> Records for this task:
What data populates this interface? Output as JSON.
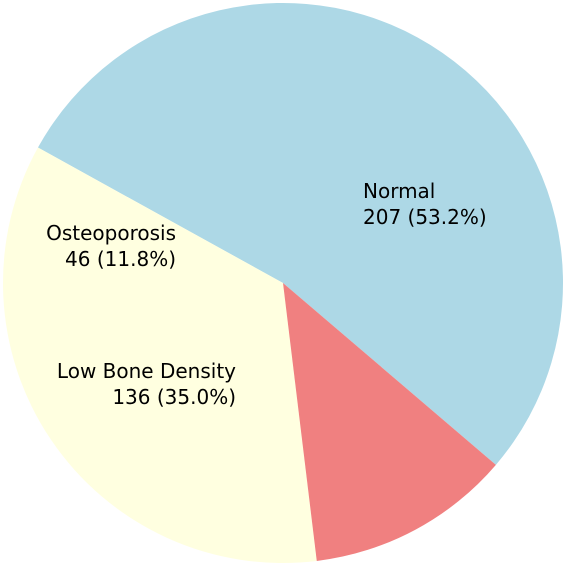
{
  "chart_data": {
    "type": "pie",
    "title": "",
    "slices": [
      {
        "label": "Normal",
        "value": 207,
        "percent_text": "207 (53.2%)",
        "color": "#add8e6"
      },
      {
        "label": "Low Bone Density",
        "value": 136,
        "percent_text": "136 (35.0%)",
        "color": "#ffffe0"
      },
      {
        "label": "Osteoporosis",
        "value": 46,
        "percent_text": "46 (11.8%)",
        "color": "#f08080"
      }
    ],
    "legend": "none"
  }
}
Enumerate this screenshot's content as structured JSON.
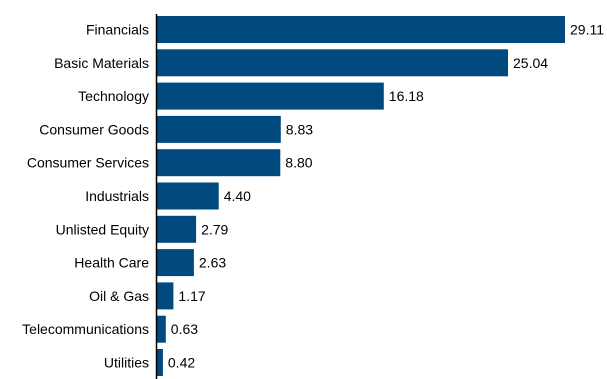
{
  "chart_data": {
    "type": "bar",
    "orientation": "horizontal",
    "categories": [
      "Financials",
      "Basic Materials",
      "Technology",
      "Consumer Goods",
      "Consumer Services",
      "Industrials",
      "Unlisted Equity",
      "Health Care",
      "Oil & Gas",
      "Telecommunications",
      "Utilities"
    ],
    "values": [
      29.11,
      25.04,
      16.18,
      8.83,
      8.8,
      4.4,
      2.79,
      2.63,
      1.17,
      0.63,
      0.42
    ],
    "value_labels": [
      "29.11",
      "25.04",
      "16.18",
      "8.83",
      "8.80",
      "4.40",
      "2.79",
      "2.63",
      "1.17",
      "0.63",
      "0.42"
    ],
    "title": "",
    "xlabel": "",
    "ylabel": "",
    "xlim": [
      0,
      29.11
    ],
    "grid": false,
    "legend": "none",
    "bar_color": "#004a80",
    "axis_color": "#000000",
    "text_color": "#000000"
  }
}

> Exercise goal: Transcribe every line in the entries above, taking out only the images.

> Exercise answer:
What data populates this interface? Output as JSON.
{
  "chart_data": {
    "type": "pie",
    "title": "",
    "slices": [
      {
        "label": "Normal",
        "value": 207,
        "percent_text": "207 (53.2%)",
        "color": "#add8e6"
      },
      {
        "label": "Low Bone Density",
        "value": 136,
        "percent_text": "136 (35.0%)",
        "color": "#ffffe0"
      },
      {
        "label": "Osteoporosis",
        "value": 46,
        "percent_text": "46 (11.8%)",
        "color": "#f08080"
      }
    ],
    "legend": "none"
  }
}
Enumerate this screenshot's content as structured JSON.
{
  "chart_data": {
    "type": "bar",
    "orientation": "horizontal",
    "categories": [
      "Financials",
      "Basic Materials",
      "Technology",
      "Consumer Goods",
      "Consumer Services",
      "Industrials",
      "Unlisted Equity",
      "Health Care",
      "Oil & Gas",
      "Telecommunications",
      "Utilities"
    ],
    "values": [
      29.11,
      25.04,
      16.18,
      8.83,
      8.8,
      4.4,
      2.79,
      2.63,
      1.17,
      0.63,
      0.42
    ],
    "value_labels": [
      "29.11",
      "25.04",
      "16.18",
      "8.83",
      "8.80",
      "4.40",
      "2.79",
      "2.63",
      "1.17",
      "0.63",
      "0.42"
    ],
    "title": "",
    "xlabel": "",
    "ylabel": "",
    "xlim": [
      0,
      29.11
    ],
    "grid": false,
    "legend": "none",
    "bar_color": "#004a80",
    "axis_color": "#000000",
    "text_color": "#000000"
  }
}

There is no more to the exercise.